[Start Input records]
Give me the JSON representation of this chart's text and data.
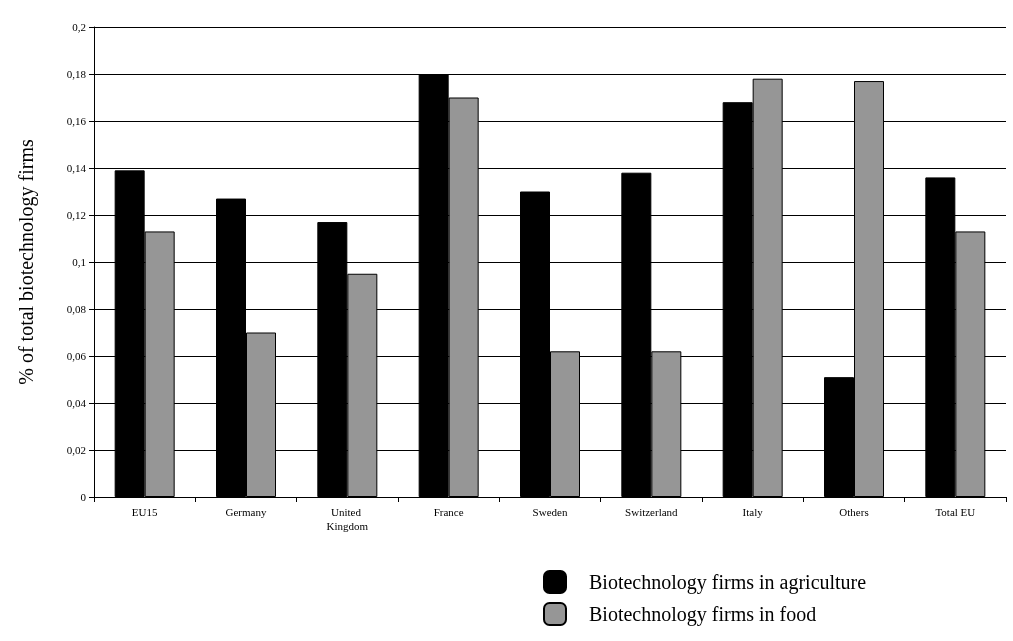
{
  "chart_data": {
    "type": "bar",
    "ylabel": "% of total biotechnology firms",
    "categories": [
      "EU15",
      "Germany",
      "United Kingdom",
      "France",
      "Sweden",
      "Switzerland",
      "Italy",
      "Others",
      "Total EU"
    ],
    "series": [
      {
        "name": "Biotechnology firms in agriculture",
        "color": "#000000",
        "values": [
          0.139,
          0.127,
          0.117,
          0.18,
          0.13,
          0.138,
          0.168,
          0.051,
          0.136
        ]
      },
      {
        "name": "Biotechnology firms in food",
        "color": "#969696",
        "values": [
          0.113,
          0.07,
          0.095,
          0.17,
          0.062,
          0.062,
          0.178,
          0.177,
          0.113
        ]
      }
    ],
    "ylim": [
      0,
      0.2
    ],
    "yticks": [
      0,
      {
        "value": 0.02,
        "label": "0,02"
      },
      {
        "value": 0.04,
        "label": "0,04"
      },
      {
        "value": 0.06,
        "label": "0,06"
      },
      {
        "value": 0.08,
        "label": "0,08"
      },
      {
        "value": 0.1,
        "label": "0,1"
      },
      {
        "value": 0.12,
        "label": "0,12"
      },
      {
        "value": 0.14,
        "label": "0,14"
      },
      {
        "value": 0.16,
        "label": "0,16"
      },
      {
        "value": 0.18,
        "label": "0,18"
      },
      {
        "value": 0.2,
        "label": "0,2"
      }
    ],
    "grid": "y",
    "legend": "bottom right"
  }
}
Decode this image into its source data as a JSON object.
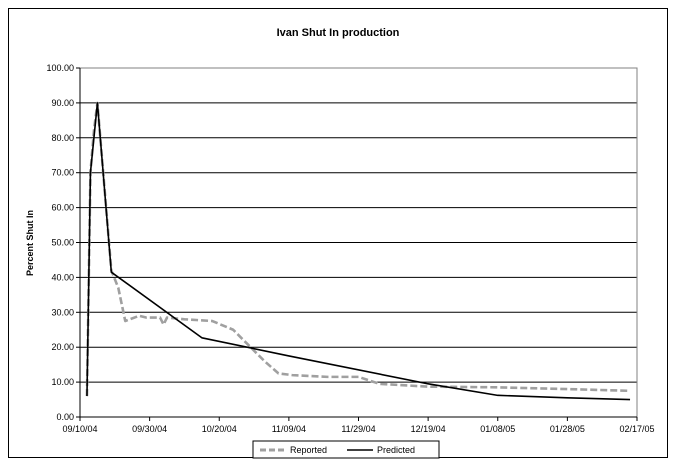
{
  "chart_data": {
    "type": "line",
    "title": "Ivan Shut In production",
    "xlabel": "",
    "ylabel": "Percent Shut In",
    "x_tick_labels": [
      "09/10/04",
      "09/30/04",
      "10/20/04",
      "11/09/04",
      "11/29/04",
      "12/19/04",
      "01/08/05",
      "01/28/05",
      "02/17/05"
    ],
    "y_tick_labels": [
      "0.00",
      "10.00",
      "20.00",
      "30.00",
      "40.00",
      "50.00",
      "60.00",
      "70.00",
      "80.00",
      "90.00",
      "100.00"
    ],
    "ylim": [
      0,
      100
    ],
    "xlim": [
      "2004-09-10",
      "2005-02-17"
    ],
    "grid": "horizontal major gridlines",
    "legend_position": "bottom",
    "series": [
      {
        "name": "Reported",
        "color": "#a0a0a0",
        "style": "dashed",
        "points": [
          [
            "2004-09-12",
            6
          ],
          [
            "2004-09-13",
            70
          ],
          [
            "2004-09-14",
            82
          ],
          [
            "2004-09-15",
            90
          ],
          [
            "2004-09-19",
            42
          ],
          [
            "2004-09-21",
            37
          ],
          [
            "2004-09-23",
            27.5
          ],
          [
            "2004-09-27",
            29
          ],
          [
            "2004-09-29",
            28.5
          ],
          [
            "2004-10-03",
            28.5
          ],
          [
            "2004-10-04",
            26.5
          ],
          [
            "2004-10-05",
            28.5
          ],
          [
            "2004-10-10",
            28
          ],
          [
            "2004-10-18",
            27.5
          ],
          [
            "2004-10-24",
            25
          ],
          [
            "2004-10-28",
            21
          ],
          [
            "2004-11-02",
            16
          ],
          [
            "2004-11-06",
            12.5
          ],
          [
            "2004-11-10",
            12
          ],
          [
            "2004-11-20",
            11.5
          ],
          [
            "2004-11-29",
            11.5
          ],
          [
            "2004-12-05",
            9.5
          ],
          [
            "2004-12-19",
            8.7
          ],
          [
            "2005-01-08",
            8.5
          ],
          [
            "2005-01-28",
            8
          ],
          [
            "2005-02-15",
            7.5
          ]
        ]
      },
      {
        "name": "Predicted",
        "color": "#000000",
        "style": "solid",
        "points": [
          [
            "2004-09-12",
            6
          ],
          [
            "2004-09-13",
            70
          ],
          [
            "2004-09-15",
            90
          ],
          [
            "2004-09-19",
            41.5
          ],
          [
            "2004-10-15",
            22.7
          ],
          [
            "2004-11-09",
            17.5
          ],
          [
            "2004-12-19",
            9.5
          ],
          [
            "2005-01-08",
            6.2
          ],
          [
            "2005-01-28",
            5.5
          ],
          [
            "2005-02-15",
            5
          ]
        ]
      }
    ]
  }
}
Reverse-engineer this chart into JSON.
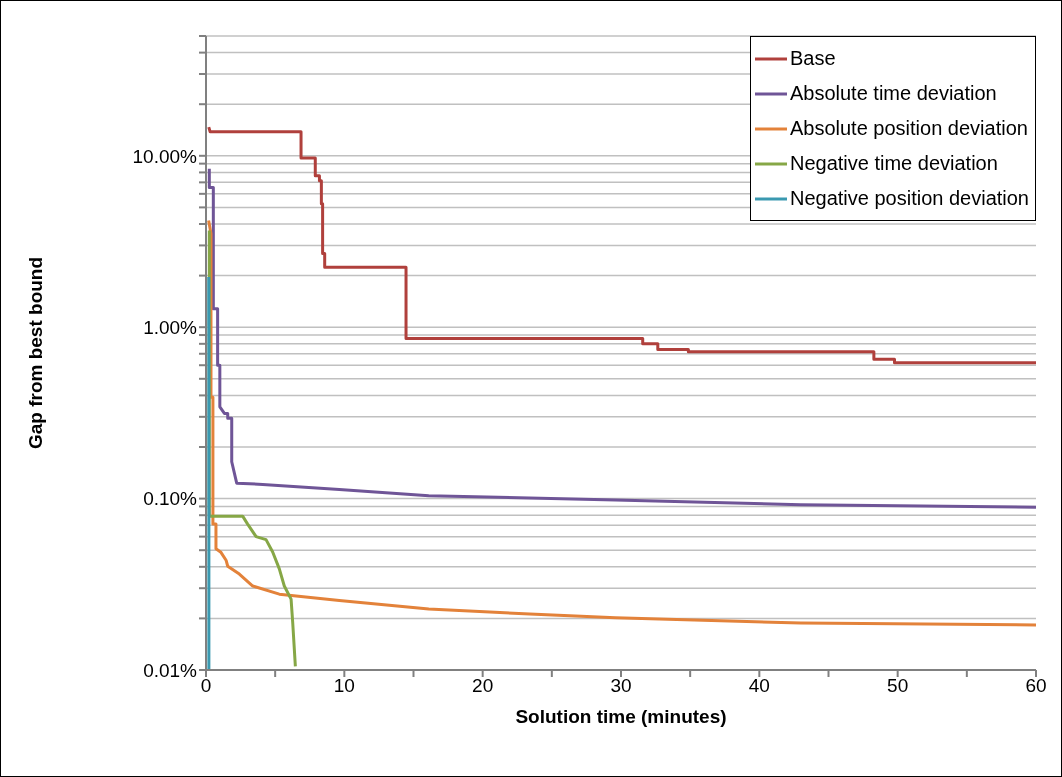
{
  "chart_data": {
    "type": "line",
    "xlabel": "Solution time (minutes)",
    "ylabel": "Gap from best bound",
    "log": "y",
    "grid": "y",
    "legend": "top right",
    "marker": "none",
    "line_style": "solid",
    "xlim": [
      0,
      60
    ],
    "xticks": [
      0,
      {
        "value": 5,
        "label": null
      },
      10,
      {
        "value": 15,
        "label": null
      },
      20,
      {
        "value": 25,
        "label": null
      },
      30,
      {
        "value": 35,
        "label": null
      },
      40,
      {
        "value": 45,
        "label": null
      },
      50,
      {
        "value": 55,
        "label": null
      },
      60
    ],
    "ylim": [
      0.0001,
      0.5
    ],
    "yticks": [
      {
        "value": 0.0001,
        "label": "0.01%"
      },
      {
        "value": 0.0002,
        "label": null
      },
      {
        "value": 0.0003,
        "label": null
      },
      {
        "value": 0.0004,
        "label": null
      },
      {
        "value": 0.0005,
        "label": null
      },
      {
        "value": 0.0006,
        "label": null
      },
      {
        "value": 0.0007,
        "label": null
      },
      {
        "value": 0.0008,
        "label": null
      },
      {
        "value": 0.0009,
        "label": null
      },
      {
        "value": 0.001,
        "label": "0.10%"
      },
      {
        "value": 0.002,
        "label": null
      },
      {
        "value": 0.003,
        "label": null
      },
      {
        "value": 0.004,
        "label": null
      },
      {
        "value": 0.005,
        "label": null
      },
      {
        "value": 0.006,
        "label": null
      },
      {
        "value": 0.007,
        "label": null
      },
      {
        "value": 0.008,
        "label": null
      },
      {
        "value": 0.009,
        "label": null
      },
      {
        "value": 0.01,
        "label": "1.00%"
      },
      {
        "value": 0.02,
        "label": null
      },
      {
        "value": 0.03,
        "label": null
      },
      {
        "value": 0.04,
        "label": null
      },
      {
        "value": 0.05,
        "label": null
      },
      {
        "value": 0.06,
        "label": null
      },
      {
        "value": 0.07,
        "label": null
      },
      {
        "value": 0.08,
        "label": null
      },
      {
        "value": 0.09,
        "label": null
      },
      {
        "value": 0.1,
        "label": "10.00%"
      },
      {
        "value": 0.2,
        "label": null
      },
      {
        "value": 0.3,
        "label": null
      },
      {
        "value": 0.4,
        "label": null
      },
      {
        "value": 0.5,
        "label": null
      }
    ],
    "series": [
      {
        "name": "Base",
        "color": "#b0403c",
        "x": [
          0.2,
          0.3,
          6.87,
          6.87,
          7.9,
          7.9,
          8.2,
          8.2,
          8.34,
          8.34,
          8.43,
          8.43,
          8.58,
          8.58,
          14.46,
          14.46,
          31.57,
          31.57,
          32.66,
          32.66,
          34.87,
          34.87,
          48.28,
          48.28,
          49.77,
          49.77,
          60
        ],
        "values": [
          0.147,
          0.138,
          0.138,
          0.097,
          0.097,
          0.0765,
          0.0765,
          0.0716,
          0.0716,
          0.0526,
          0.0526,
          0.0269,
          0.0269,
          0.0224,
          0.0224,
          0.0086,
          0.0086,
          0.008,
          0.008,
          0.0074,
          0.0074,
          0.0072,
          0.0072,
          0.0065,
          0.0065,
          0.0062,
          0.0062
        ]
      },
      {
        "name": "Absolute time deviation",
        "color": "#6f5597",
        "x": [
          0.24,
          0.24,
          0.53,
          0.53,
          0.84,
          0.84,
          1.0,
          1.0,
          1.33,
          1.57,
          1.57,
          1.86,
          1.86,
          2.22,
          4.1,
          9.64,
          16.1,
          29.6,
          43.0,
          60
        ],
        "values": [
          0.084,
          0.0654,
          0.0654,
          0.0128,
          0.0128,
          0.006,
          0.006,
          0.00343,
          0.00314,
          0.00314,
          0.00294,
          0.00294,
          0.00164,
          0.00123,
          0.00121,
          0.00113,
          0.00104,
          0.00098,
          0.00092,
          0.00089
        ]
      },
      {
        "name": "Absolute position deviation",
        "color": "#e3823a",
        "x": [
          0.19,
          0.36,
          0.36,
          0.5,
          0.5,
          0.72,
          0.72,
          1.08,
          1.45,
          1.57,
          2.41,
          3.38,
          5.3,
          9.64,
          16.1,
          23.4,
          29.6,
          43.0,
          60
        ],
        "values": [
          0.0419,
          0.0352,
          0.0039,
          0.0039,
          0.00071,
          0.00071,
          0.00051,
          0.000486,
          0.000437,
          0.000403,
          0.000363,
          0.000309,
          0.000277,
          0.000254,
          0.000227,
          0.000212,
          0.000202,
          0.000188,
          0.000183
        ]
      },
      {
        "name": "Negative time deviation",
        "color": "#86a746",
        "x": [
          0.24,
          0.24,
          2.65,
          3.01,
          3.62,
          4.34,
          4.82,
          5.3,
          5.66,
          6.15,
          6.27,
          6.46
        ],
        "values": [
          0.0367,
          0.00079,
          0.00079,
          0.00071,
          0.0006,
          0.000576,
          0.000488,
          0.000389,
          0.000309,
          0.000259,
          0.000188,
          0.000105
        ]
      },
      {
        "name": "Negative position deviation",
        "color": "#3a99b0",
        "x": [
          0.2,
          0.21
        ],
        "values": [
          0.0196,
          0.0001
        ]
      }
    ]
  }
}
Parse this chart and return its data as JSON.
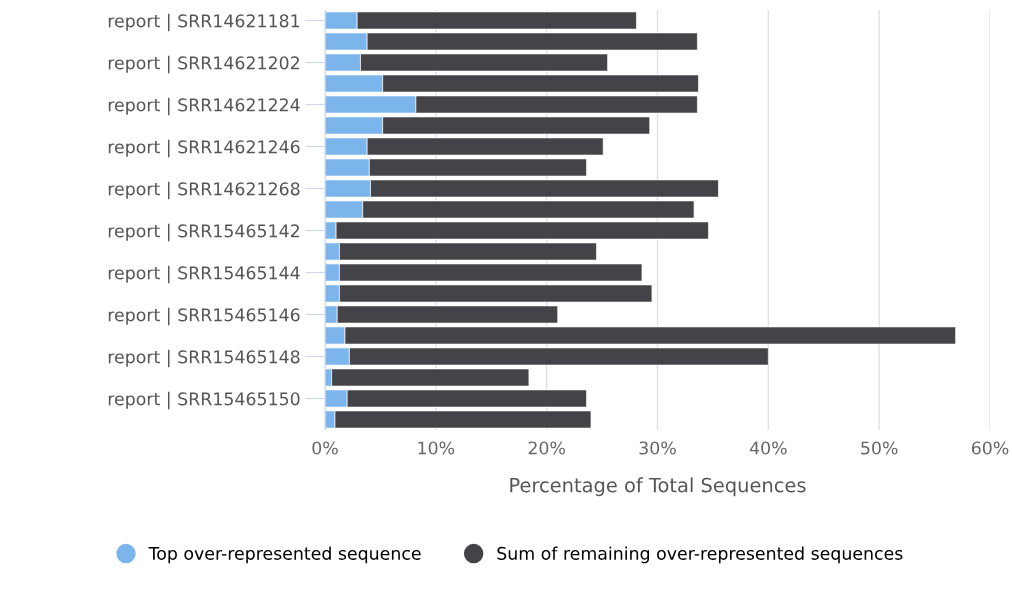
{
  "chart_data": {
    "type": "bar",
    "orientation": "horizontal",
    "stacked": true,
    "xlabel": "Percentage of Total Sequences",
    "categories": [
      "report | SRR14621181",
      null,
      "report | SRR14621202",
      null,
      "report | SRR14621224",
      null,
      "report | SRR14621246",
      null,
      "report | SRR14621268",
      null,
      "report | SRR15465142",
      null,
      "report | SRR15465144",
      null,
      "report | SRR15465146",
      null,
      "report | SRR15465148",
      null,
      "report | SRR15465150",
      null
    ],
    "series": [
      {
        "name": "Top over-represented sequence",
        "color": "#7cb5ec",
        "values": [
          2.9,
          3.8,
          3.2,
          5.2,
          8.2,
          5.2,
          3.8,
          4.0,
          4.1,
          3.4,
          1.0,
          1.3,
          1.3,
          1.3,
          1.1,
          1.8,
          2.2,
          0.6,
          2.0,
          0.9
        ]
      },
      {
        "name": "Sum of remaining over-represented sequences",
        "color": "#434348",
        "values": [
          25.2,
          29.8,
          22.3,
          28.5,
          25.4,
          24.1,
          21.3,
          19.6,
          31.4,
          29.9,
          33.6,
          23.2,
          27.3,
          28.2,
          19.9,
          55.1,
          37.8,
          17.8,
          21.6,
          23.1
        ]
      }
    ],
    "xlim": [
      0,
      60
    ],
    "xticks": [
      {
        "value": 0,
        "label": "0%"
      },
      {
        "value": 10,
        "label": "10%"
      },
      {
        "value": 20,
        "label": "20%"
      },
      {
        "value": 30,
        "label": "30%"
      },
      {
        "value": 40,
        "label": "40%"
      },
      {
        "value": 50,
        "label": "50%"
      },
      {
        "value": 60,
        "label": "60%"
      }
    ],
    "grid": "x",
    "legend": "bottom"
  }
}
[End Input records]
• **Directive**
Search the lines above for the string "deviation", then show every one that has it.

• **Task response**
        "name": "Absolute time deviation",
        "name": "Absolute position deviation",
        "name": "Negative time deviation",
        "name": "Negative position deviation",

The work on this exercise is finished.